INPUT MATERIAL:

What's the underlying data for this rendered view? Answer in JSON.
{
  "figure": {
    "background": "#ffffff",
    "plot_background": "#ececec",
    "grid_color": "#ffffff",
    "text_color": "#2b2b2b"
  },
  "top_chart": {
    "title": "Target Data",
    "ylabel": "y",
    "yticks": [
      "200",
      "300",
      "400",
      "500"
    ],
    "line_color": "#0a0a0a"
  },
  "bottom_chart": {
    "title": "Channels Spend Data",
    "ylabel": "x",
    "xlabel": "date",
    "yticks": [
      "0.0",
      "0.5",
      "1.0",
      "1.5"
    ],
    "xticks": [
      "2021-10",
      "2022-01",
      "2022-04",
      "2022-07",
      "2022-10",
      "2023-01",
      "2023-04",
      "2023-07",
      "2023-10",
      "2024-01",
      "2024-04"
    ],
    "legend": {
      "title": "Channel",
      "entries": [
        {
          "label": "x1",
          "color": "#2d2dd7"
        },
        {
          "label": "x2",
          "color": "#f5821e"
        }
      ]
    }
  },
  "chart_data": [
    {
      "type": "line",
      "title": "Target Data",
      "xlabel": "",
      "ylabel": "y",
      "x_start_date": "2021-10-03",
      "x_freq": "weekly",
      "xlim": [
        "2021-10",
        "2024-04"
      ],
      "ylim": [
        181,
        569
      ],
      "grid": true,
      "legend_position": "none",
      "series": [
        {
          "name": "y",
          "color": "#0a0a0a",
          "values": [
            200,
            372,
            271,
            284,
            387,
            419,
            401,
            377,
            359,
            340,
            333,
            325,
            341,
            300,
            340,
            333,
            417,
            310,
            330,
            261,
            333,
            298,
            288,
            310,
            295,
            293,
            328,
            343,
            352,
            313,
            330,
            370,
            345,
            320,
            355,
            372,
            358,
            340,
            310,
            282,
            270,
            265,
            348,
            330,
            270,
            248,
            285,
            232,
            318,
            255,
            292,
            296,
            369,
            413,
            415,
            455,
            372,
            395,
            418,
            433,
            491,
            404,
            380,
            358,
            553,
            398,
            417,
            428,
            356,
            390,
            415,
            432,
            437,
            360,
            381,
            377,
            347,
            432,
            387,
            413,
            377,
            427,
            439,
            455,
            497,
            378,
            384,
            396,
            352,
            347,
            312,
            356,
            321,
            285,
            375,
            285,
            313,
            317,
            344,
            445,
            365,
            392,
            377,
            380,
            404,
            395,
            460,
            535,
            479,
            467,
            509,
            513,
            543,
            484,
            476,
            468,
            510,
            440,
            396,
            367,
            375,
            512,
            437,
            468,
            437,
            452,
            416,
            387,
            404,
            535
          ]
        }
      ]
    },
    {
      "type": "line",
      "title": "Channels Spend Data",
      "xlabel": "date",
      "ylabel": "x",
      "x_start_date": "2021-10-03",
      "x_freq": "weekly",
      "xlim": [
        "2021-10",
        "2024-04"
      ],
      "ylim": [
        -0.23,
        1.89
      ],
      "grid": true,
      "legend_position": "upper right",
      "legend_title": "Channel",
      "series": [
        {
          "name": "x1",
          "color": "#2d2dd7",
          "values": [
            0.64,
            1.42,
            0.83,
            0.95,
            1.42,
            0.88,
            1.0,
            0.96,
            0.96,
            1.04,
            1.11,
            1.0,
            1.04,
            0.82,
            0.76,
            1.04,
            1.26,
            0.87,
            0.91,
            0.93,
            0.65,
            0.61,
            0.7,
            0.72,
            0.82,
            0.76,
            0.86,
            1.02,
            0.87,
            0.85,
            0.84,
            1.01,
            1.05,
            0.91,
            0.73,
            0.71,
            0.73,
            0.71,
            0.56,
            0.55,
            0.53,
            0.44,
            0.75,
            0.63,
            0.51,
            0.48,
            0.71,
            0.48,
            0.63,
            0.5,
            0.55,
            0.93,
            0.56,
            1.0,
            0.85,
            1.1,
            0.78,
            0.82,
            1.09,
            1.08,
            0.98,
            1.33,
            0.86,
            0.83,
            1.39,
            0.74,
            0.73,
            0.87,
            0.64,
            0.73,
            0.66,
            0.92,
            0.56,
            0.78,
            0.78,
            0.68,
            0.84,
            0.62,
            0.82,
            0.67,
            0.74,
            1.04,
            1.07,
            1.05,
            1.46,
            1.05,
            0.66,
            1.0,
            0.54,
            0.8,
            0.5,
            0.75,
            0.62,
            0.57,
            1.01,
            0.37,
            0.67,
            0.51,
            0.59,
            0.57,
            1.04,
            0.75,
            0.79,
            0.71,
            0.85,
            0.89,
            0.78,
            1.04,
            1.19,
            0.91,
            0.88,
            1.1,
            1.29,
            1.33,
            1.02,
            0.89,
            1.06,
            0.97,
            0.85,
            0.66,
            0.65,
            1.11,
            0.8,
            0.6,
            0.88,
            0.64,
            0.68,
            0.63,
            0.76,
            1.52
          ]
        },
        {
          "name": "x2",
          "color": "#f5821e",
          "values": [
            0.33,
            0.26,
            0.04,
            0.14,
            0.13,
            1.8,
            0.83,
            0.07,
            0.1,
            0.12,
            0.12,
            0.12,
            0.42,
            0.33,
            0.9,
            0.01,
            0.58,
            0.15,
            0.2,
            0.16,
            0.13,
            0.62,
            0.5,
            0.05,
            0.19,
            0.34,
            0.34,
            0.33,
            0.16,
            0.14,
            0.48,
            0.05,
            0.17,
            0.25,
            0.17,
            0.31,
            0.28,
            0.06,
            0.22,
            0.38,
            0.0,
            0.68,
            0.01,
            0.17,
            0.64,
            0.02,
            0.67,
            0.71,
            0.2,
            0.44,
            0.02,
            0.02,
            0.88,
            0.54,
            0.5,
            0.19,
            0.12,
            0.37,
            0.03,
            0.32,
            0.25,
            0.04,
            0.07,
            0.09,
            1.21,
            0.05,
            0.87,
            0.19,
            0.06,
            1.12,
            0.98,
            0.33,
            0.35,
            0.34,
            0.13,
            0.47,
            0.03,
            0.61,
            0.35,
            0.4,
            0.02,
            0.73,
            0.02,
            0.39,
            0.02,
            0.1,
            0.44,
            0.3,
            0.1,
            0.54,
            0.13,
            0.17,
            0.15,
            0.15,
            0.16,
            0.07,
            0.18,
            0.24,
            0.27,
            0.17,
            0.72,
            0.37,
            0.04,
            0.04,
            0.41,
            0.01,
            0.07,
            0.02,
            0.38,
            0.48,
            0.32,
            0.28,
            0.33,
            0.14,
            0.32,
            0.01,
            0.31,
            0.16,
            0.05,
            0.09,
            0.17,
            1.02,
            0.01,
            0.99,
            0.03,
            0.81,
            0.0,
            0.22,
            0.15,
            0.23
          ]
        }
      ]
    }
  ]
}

PROMPT: Which lines contain the word "Channels"? Copy each of them.

ANSWER IN FULL:
    "title": "Channels Spend Data",
      "title": "Channels Spend Data",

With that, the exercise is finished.